* **Task instructions**: Copy out all lines where "screenshot" appears.

══ Data rows

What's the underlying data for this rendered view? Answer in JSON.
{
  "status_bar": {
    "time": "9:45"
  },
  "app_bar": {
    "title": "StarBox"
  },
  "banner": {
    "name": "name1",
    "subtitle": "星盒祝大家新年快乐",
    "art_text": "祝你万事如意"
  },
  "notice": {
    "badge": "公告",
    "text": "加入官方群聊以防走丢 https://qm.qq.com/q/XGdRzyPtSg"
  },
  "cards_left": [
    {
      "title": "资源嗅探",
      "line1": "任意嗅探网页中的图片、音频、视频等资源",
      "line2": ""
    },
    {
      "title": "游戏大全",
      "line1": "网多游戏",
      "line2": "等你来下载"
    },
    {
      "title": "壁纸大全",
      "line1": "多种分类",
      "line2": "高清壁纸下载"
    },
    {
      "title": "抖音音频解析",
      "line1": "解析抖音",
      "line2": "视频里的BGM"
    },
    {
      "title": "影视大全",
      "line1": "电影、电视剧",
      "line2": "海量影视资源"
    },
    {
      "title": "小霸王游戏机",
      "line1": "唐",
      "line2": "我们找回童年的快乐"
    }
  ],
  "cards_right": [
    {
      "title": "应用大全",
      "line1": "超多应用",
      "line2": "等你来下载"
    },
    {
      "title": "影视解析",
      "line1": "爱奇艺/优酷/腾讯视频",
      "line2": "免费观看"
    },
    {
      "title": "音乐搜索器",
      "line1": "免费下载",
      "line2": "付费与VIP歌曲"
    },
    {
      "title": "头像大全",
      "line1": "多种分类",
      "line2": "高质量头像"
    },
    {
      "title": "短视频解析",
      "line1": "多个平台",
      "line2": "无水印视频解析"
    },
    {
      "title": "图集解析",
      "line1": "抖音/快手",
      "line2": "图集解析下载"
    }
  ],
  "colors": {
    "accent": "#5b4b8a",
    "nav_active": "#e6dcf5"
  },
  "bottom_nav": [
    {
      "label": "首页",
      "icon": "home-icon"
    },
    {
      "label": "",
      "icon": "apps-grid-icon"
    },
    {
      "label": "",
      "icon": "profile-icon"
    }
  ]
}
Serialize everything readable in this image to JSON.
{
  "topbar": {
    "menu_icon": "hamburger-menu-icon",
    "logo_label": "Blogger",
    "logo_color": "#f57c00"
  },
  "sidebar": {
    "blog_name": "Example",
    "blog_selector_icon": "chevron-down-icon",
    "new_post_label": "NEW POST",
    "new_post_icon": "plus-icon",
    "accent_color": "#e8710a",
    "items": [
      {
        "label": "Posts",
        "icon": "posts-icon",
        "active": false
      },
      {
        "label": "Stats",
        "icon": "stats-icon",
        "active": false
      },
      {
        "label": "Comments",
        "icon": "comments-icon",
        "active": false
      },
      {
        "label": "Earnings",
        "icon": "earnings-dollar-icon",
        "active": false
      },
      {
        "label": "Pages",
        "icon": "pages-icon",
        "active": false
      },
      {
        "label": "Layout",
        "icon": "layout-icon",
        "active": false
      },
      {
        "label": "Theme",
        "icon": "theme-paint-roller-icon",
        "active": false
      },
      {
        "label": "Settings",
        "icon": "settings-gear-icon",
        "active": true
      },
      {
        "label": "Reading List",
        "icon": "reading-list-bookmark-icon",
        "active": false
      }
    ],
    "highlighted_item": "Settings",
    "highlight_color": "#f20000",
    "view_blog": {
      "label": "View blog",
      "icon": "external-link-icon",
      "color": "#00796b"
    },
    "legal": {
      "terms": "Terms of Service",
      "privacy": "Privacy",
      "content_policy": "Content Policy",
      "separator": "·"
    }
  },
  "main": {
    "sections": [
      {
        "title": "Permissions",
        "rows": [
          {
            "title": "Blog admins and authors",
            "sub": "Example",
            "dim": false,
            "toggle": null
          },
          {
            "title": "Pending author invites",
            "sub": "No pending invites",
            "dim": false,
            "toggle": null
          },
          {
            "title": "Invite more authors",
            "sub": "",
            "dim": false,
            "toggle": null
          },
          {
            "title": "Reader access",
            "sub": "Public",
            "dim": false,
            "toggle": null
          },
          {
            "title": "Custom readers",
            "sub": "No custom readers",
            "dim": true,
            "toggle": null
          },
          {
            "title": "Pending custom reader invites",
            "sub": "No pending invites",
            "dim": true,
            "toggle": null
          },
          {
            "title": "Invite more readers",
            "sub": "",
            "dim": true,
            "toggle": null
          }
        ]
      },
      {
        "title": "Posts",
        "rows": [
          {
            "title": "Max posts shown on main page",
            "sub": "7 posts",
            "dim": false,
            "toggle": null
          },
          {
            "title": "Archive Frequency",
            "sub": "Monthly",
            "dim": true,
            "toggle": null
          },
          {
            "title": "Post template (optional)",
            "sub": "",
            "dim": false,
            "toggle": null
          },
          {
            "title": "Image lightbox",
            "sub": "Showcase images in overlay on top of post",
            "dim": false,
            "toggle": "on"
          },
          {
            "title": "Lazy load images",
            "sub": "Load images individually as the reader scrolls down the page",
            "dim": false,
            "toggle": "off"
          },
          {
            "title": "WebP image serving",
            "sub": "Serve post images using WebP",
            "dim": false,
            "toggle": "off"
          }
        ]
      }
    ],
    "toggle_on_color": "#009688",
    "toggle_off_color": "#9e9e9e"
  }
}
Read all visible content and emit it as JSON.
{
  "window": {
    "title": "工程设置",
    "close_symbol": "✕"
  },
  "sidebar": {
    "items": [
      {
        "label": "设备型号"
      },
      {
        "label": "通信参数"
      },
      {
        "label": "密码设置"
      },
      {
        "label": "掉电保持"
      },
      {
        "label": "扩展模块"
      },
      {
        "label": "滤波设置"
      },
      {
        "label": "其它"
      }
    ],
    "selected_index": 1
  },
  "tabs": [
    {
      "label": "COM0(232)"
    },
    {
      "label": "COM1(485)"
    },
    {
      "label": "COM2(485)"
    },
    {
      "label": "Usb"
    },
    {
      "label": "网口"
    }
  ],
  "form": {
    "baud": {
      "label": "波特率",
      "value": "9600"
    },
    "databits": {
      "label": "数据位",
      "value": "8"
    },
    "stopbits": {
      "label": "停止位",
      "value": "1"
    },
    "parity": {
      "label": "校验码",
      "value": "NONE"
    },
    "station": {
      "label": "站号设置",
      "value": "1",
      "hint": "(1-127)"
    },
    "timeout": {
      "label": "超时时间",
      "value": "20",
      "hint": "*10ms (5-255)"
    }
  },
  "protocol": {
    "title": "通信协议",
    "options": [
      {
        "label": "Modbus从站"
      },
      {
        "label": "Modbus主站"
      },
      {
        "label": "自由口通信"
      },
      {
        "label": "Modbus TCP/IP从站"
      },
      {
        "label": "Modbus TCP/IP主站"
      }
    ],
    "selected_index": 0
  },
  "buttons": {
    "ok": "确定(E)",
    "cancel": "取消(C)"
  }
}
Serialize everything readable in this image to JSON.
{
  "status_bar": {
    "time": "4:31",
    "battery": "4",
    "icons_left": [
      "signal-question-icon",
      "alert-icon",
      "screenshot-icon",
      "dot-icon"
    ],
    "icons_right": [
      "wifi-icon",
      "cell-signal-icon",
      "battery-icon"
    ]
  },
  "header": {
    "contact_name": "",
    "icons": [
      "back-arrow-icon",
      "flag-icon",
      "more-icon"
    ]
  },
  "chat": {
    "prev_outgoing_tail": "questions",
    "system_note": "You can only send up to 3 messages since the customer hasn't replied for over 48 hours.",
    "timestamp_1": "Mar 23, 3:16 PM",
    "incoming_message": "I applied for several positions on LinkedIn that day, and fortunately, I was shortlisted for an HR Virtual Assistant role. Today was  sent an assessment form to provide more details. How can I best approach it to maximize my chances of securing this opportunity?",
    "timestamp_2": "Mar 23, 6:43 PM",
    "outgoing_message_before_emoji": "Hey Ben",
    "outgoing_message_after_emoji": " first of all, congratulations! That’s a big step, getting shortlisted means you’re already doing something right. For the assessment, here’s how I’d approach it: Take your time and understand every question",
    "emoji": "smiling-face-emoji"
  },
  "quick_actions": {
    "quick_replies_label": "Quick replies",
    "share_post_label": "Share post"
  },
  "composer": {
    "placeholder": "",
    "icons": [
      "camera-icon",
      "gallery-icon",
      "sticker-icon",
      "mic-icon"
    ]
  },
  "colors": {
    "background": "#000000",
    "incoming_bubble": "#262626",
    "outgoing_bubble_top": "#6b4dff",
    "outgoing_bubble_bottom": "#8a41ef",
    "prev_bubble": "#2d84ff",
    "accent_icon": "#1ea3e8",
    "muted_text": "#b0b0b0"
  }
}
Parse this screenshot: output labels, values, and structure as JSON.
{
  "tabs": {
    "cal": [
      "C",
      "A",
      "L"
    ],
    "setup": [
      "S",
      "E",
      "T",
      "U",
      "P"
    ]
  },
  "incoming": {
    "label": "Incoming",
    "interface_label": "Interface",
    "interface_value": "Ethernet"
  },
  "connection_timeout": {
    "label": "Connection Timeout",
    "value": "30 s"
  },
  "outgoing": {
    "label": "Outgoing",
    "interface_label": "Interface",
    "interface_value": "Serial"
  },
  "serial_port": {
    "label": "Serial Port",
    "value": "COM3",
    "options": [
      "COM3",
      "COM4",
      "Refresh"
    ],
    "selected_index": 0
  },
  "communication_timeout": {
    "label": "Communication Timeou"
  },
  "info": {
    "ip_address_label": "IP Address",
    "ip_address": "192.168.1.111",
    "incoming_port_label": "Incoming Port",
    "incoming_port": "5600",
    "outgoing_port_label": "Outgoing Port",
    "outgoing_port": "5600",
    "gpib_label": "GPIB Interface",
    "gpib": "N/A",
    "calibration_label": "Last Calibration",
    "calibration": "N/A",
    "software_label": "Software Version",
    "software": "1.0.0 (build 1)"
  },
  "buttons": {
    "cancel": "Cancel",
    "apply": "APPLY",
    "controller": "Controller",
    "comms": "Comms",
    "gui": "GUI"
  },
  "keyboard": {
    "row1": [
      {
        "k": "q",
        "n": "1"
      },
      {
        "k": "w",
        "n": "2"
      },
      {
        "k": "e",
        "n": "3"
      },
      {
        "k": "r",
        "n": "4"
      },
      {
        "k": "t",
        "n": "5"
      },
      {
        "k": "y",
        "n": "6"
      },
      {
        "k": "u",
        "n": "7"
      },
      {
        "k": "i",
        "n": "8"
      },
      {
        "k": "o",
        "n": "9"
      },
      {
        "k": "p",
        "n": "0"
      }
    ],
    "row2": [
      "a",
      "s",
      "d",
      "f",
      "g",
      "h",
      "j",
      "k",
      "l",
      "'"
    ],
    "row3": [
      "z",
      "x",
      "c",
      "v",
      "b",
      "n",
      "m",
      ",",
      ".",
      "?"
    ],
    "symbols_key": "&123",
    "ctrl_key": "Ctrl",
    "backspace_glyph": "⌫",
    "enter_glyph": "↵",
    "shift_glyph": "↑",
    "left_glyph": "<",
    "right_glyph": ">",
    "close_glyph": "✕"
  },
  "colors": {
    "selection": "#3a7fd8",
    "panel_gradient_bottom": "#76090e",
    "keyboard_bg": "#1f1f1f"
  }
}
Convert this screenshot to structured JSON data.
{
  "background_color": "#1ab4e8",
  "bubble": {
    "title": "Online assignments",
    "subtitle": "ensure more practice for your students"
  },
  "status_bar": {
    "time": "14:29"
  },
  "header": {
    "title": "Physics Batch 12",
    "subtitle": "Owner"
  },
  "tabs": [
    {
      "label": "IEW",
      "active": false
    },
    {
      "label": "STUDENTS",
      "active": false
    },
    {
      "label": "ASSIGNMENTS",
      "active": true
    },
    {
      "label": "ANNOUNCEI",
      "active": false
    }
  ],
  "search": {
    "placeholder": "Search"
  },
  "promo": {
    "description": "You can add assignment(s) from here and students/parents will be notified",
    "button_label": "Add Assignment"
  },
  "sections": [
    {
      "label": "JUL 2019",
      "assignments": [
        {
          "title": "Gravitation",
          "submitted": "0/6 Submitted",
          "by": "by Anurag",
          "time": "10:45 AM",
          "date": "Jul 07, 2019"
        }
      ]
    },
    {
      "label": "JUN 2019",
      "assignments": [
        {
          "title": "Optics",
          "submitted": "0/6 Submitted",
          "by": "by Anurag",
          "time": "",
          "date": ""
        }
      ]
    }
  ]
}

════

* **Result of this task**:
      "screenshot-icon",
Parse this screenshot: output labels, values, and structure as JSON.
Convert this screenshot to structured JSON data.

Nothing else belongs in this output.